(Dataset records)
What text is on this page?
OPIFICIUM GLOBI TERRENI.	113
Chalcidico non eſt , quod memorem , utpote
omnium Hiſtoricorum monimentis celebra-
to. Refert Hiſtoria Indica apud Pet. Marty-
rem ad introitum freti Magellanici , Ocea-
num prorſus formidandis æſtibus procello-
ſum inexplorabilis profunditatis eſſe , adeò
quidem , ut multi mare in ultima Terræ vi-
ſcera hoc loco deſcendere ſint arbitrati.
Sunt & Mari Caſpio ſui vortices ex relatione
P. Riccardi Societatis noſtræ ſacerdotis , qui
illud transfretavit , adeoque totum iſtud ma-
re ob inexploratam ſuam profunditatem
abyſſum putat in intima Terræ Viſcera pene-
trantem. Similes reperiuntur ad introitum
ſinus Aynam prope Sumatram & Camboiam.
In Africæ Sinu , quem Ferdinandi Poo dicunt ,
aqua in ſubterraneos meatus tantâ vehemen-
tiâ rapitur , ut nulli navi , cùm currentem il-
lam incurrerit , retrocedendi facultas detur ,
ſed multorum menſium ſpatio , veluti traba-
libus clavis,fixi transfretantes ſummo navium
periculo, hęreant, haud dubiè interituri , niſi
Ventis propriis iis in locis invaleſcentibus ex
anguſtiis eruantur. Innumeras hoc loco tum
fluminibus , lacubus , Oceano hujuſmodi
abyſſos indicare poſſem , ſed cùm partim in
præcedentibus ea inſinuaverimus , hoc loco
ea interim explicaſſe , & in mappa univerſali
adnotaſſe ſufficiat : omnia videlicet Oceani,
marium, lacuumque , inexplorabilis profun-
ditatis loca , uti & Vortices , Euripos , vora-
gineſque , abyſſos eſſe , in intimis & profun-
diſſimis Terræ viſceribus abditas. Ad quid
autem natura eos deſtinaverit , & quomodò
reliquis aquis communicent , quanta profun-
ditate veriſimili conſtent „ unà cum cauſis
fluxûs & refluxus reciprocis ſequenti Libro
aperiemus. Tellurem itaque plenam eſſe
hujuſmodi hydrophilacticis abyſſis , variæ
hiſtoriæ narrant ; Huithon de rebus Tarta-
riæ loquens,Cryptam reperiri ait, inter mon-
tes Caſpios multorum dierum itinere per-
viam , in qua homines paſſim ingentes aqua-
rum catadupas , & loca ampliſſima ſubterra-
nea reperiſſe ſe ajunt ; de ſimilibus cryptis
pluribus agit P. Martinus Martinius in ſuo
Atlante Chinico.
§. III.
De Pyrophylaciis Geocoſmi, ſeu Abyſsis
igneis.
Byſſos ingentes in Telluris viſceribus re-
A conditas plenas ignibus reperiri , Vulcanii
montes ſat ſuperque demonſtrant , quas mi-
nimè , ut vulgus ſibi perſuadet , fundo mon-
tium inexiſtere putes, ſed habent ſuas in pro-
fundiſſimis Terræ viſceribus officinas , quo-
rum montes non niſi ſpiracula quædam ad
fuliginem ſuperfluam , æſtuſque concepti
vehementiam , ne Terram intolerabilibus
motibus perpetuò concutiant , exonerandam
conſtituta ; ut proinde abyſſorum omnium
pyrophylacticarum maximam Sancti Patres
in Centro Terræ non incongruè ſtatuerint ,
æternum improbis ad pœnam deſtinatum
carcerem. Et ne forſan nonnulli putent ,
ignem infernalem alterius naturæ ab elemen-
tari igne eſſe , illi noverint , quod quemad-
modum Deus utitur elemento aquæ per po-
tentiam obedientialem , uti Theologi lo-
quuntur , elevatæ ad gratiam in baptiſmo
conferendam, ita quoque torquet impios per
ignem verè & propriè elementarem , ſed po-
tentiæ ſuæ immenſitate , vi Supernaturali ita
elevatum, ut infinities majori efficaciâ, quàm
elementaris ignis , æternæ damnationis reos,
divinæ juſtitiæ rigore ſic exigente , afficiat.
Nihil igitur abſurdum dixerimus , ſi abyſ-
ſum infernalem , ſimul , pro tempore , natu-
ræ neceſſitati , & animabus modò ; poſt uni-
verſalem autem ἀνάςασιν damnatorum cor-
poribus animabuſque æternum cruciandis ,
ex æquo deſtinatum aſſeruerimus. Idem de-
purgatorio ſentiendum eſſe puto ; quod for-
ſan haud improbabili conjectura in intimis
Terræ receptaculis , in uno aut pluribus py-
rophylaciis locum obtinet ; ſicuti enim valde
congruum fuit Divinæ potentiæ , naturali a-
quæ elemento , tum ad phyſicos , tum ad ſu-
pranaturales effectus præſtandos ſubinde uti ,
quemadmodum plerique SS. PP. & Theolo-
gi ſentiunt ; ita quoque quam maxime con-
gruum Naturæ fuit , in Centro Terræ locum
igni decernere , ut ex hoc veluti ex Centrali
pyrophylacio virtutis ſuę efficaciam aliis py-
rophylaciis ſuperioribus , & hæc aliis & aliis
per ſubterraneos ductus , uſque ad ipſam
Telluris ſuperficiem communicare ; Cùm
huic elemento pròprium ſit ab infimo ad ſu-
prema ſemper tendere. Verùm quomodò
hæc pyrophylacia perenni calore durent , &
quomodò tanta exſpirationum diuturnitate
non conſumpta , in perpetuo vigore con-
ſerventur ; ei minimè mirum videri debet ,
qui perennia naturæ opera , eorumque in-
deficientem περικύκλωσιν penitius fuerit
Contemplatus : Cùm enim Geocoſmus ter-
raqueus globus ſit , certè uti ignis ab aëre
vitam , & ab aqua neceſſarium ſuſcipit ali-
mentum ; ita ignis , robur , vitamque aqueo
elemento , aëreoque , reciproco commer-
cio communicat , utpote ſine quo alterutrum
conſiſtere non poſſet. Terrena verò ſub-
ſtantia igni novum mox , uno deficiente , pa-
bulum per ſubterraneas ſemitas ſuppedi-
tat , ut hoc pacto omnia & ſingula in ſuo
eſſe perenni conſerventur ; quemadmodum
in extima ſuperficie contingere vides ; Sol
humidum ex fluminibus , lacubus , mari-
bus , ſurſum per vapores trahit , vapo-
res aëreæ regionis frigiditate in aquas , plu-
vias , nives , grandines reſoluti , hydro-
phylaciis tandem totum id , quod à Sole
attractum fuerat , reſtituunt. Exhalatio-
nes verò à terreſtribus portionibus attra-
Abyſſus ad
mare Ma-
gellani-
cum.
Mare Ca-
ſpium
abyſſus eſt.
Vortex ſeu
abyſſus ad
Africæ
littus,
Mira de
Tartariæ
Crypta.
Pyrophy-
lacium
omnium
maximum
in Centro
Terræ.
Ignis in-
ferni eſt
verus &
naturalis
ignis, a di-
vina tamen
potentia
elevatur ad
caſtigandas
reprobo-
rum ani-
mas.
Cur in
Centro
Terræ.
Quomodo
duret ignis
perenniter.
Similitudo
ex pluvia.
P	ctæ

Request
Return all the data above once more, precisely as given.

The answer
What text is on this page?
OPIFICIUM GLOBI TERRENI.	113
Chalcidico non eſt , quod memorem , utpote
omnium Hiſtoricorum monimentis celebra-
to. Refert Hiſtoria Indica apud Pet. Marty-
rem ad introitum freti Magellanici , Ocea-
num prorſus formidandis æſtibus procello-
ſum inexplorabilis profunditatis eſſe , adeò
quidem , ut multi mare in ultima Terræ vi-
ſcera hoc loco deſcendere ſint arbitrati.
Sunt & Mari Caſpio ſui vortices ex relatione
P. Riccardi Societatis noſtræ ſacerdotis , qui
illud transfretavit , adeoque totum iſtud ma-
re ob inexploratam ſuam profunditatem
abyſſum putat in intima Terræ Viſcera pene-
trantem. Similes reperiuntur ad introitum
ſinus Aynam prope Sumatram & Camboiam.
In Africæ Sinu , quem Ferdinandi Poo dicunt ,
aqua in ſubterraneos meatus tantâ vehemen-
tiâ rapitur , ut nulli navi , cùm currentem il-
lam incurrerit , retrocedendi facultas detur ,
ſed multorum menſium ſpatio , veluti traba-
libus clavis,fixi transfretantes ſummo navium
periculo, hęreant, haud dubiè interituri , niſi
Ventis propriis iis in locis invaleſcentibus ex
anguſtiis eruantur. Innumeras hoc loco tum
fluminibus , lacubus , Oceano hujuſmodi
abyſſos indicare poſſem , ſed cùm partim in
præcedentibus ea inſinuaverimus , hoc loco
ea interim explicaſſe , & in mappa univerſali
adnotaſſe ſufficiat : omnia videlicet Oceani,
marium, lacuumque , inexplorabilis profun-
ditatis loca , uti & Vortices , Euripos , vora-
gineſque , abyſſos eſſe , in intimis & profun-
diſſimis Terræ viſceribus abditas. Ad quid
autem natura eos deſtinaverit , & quomodò
reliquis aquis communicent , quanta profun-
ditate veriſimili conſtent „ unà cum cauſis
fluxûs & refluxus reciprocis ſequenti Libro
aperiemus. Tellurem itaque plenam eſſe
hujuſmodi hydrophilacticis abyſſis , variæ
hiſtoriæ narrant ; Huithon de rebus Tarta-
riæ loquens,Cryptam reperiri ait, inter mon-
tes Caſpios multorum dierum itinere per-
viam , in qua homines paſſim ingentes aqua-
rum catadupas , & loca ampliſſima ſubterra-
nea reperiſſe ſe ajunt ; de ſimilibus cryptis
pluribus agit P. Martinus Martinius in ſuo
Atlante Chinico.
§. III.
De Pyrophylaciis Geocoſmi, ſeu Abyſsis
igneis.
Byſſos ingentes in Telluris viſceribus re-
A conditas plenas ignibus reperiri , Vulcanii
montes ſat ſuperque demonſtrant , quas mi-
nimè , ut vulgus ſibi perſuadet , fundo mon-
tium inexiſtere putes, ſed habent ſuas in pro-
fundiſſimis Terræ viſceribus officinas , quo-
rum montes non niſi ſpiracula quædam ad
fuliginem ſuperfluam , æſtuſque concepti
vehementiam , ne Terram intolerabilibus
motibus perpetuò concutiant , exonerandam
conſtituta ; ut proinde abyſſorum omnium
pyrophylacticarum maximam Sancti Patres
in Centro Terræ non incongruè ſtatuerint ,
æternum improbis ad pœnam deſtinatum
carcerem. Et ne forſan nonnulli putent ,
ignem infernalem alterius naturæ ab elemen-
tari igne eſſe , illi noverint , quod quemad-
modum Deus utitur elemento aquæ per po-
tentiam obedientialem , uti Theologi lo-
quuntur , elevatæ ad gratiam in baptiſmo
conferendam, ita quoque torquet impios per
ignem verè & propriè elementarem , ſed po-
tentiæ ſuæ immenſitate , vi Supernaturali ita
elevatum, ut infinities majori efficaciâ, quàm
elementaris ignis , æternæ damnationis reos,
divinæ juſtitiæ rigore ſic exigente , afficiat.
Nihil igitur abſurdum dixerimus , ſi abyſ-
ſum infernalem , ſimul , pro tempore , natu-
ræ neceſſitati , & animabus modò ; poſt uni-
verſalem autem ἀνάςασιν damnatorum cor-
poribus animabuſque æternum cruciandis ,
ex æquo deſtinatum aſſeruerimus. Idem de-
purgatorio ſentiendum eſſe puto ; quod for-
ſan haud improbabili conjectura in intimis
Terræ receptaculis , in uno aut pluribus py-
rophylaciis locum obtinet ; ſicuti enim valde
congruum fuit Divinæ potentiæ , naturali a-
quæ elemento , tum ad phyſicos , tum ad ſu-
pranaturales effectus præſtandos ſubinde uti ,
quemadmodum plerique SS. PP. & Theolo-
gi ſentiunt ; ita quoque quam maxime con-
gruum Naturæ fuit , in Centro Terræ locum
igni decernere , ut ex hoc veluti ex Centrali
pyrophylacio virtutis ſuę efficaciam aliis py-
rophylaciis ſuperioribus , & hæc aliis & aliis
per ſubterraneos ductus , uſque ad ipſam
Telluris ſuperficiem communicare ; Cùm
huic elemento pròprium ſit ab infimo ad ſu-
prema ſemper tendere. Verùm quomodò
hæc pyrophylacia perenni calore durent , &
quomodò tanta exſpirationum diuturnitate
non conſumpta , in perpetuo vigore con-
ſerventur ; ei minimè mirum videri debet ,
qui perennia naturæ opera , eorumque in-
deficientem περικύκλωσιν penitius fuerit
Contemplatus : Cùm enim Geocoſmus ter-
raqueus globus ſit , certè uti ignis ab aëre
vitam , & ab aqua neceſſarium ſuſcipit ali-
mentum ; ita ignis , robur , vitamque aqueo
elemento , aëreoque , reciproco commer-
cio communicat , utpote ſine quo alterutrum
conſiſtere non poſſet. Terrena verò ſub-
ſtantia igni novum mox , uno deficiente , pa-
bulum per ſubterraneas ſemitas ſuppedi-
tat , ut hoc pacto omnia & ſingula in ſuo
eſſe perenni conſerventur ; quemadmodum
in extima ſuperficie contingere vides ; Sol
humidum ex fluminibus , lacubus , mari-
bus , ſurſum per vapores trahit , vapo-
res aëreæ regionis frigiditate in aquas , plu-
vias , nives , grandines reſoluti , hydro-
phylaciis tandem totum id , quod à Sole
attractum fuerat , reſtituunt. Exhalatio-
nes verò à terreſtribus portionibus attra-
Abyſſus ad
mare Ma-
gellani-
cum.
Mare Ca-
ſpium
abyſſus eſt.
Vortex ſeu
abyſſus ad
Africæ
littus,
Mira de
Tartariæ
Crypta.
Pyrophy-
lacium
omnium
maximum
in Centro
Terræ.
Ignis in-
ferni eſt
verus &
naturalis
ignis, a di-
vina tamen
potentia
elevatur ad
caſtigandas
reprobo-
rum ani-
mas.
Cur in
Centro
Terræ.
Quomodo
duret ignis
perenniter.
Similitudo
ex pluvia.
P	ctæ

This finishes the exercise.